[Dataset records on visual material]
══════

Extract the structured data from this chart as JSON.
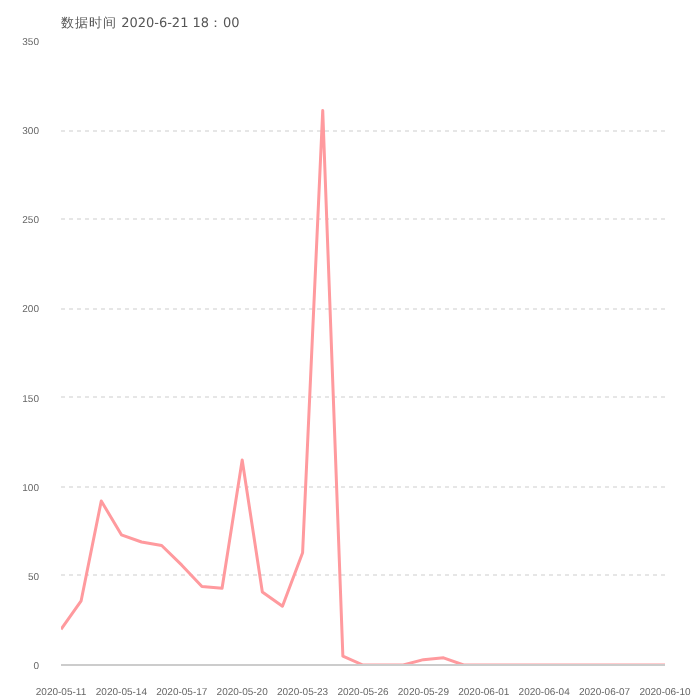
{
  "chart_data": {
    "type": "line",
    "title": "数据时间 2020-6-21 18：00",
    "x": [
      "2020-05-11",
      "2020-05-12",
      "2020-05-13",
      "2020-05-14",
      "2020-05-15",
      "2020-05-16",
      "2020-05-17",
      "2020-05-18",
      "2020-05-19",
      "2020-05-20",
      "2020-05-21",
      "2020-05-22",
      "2020-05-23",
      "2020-05-24",
      "2020-05-25",
      "2020-05-26",
      "2020-05-27",
      "2020-05-28",
      "2020-05-29",
      "2020-05-30",
      "2020-05-31",
      "2020-06-01",
      "2020-06-02",
      "2020-06-03",
      "2020-06-04",
      "2020-06-05",
      "2020-06-06",
      "2020-06-07",
      "2020-06-08",
      "2020-06-09",
      "2020-06-10"
    ],
    "series": [
      {
        "color": "#ff9a9e",
        "values": [
          20,
          36,
          92,
          73,
          69,
          67,
          56,
          44,
          43,
          115,
          41,
          33,
          63,
          311,
          5,
          0,
          0,
          0,
          3,
          4,
          0,
          0,
          0,
          0,
          0,
          0,
          0,
          0,
          0,
          0,
          0
        ]
      }
    ],
    "ylim": [
      0,
      350
    ],
    "yticks": [
      0,
      50,
      100,
      150,
      200,
      250,
      300,
      350
    ],
    "xticks": [
      "2020-05-11",
      "2020-05-14",
      "2020-05-17",
      "2020-05-20",
      "2020-05-23",
      "2020-05-26",
      "2020-05-29",
      "2020-06-01",
      "2020-06-04",
      "2020-06-07",
      "2020-06-10"
    ],
    "xlim": [
      "2020-05-11",
      "2020-06-10"
    ],
    "grid": "y",
    "marker": "none",
    "line_style": "solid"
  }
}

══════

SHORT TASK
Quote the preceding listing precisely and completely, omitting its images.

THE ANSWER
Extract the structured data from this chart as JSON.
{
  "chart_data": {
    "type": "line",
    "title": "数据时间 2020-6-21 18：00",
    "x": [
      "2020-05-11",
      "2020-05-12",
      "2020-05-13",
      "2020-05-14",
      "2020-05-15",
      "2020-05-16",
      "2020-05-17",
      "2020-05-18",
      "2020-05-19",
      "2020-05-20",
      "2020-05-21",
      "2020-05-22",
      "2020-05-23",
      "2020-05-24",
      "2020-05-25",
      "2020-05-26",
      "2020-05-27",
      "2020-05-28",
      "2020-05-29",
      "2020-05-30",
      "2020-05-31",
      "2020-06-01",
      "2020-06-02",
      "2020-06-03",
      "2020-06-04",
      "2020-06-05",
      "2020-06-06",
      "2020-06-07",
      "2020-06-08",
      "2020-06-09",
      "2020-06-10"
    ],
    "series": [
      {
        "color": "#ff9a9e",
        "values": [
          20,
          36,
          92,
          73,
          69,
          67,
          56,
          44,
          43,
          115,
          41,
          33,
          63,
          311,
          5,
          0,
          0,
          0,
          3,
          4,
          0,
          0,
          0,
          0,
          0,
          0,
          0,
          0,
          0,
          0,
          0
        ]
      }
    ],
    "ylim": [
      0,
      350
    ],
    "yticks": [
      0,
      50,
      100,
      150,
      200,
      250,
      300,
      350
    ],
    "xticks": [
      "2020-05-11",
      "2020-05-14",
      "2020-05-17",
      "2020-05-20",
      "2020-05-23",
      "2020-05-26",
      "2020-05-29",
      "2020-06-01",
      "2020-06-04",
      "2020-06-07",
      "2020-06-10"
    ],
    "xlim": [
      "2020-05-11",
      "2020-06-10"
    ],
    "grid": "y",
    "marker": "none",
    "line_style": "solid"
  }
}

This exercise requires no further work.